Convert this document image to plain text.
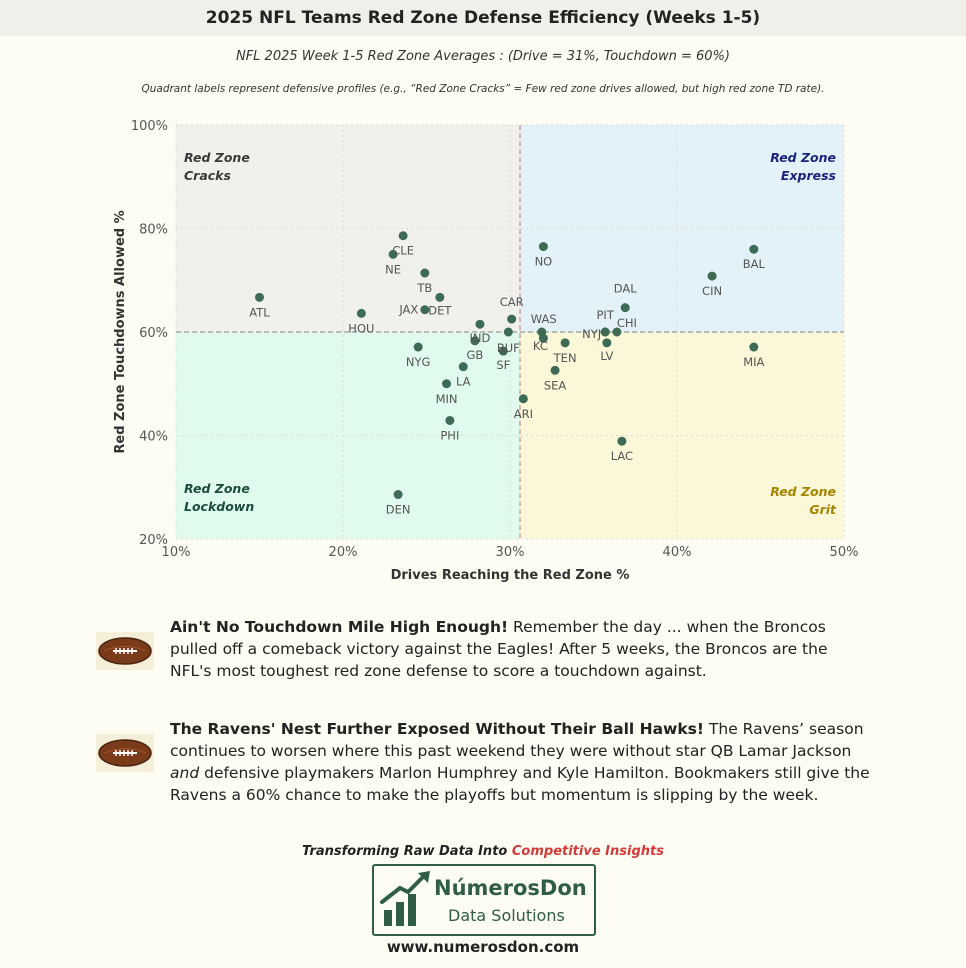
2025 NFL Teams Red Zone Defense Efficiency (Weeks 1-5)
NFL 2025 Week 1-5 Red Zone Averages : (Drive = 31%, Touchdown = 60%)
Quadrant labels represent defensive profiles (e.g., “Red Zone Cracks” = Few red zone drives allowed, but high red zone TD rate).
10%	20%	30%	40%	50%
20%
40%
60%
80%
100%
Drives Reaching the Red Zone %
Red Zone Touchdowns Allowed %
Red Zone
Cracks
Red Zone
Express
Red Zone
Lockdown
Red Zone
Grit
ATL
HOU
NE
CLE
NYG
DEN
TB
JAX DET
MIN
PHI
LA
GB
IND
SF
BUF
CAR
ARI
NO
WAS
KC
SEA
TEN
PIT
NYJ
LV
CHI
DAL
LAC
CIN
BAL
MIA
Ain't No Touchdown Mile High Enough! Remember the day ... when the Broncos pulled off a comeback victory against the Eagles! After 5 weeks, the Broncos are the NFL's most toughest red zone defense to score a touchdown against.
The Ravens' Nest Further Exposed Without Their Ball Hawks! The Ravens’ season continues to worsen where this past weekend they were without star QB Lamar Jackson and defensive playmakers Marlon Humphrey and Kyle Hamilton. Bookmakers still give the Ravens a 60% chance to make the playoffs but momentum is slipping by the week.
Transforming Raw Data Into Competitive Insights
NúmerosDon
Data Solutions
www.numerosdon.com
____
Copy out each record shown above without alteration, skipping any picture.

Convert this document image to plain text.
2025 NFL Teams Red Zone Defense Efficiency (Weeks 1-5)
NFL 2025 Week 1-5 Red Zone Averages : (Drive = 31%, Touchdown = 60%)
Quadrant labels represent defensive profiles (e.g., “Red Zone Cracks” = Few red zone drives allowed, but high red zone TD rate).
10%	20%	30%	40%	50%
20%
40%
60%
80%
100%
Drives Reaching the Red Zone %
Red Zone Touchdowns Allowed %
Red Zone
Cracks
Red Zone
Express
Red Zone
Lockdown
Red Zone
Grit
ATL
HOU
NE
CLE
NYG
DEN
TB
JAX DET
MIN
PHI
LA
GB
IND
SF
BUF
CAR
ARI
NO
WAS
KC
SEA
TEN
PIT
NYJ
LV
CHI
DAL
LAC
CIN
BAL
MIA
Ain't No Touchdown Mile High Enough! Remember the day ... when the Broncos pulled off a comeback victory against the Eagles! After 5 weeks, the Broncos are the NFL's most toughest red zone defense to score a touchdown against.
The Ravens' Nest Further Exposed Without Their Ball Hawks! The Ravens’ season continues to worsen where this past weekend they were without star QB Lamar Jackson and defensive playmakers Marlon Humphrey and Kyle Hamilton. Bookmakers still give the Ravens a 60% chance to make the playoffs but momentum is slipping by the week.
Transforming Raw Data Into Competitive Insights
NúmerosDon
Data Solutions
www.numerosdon.com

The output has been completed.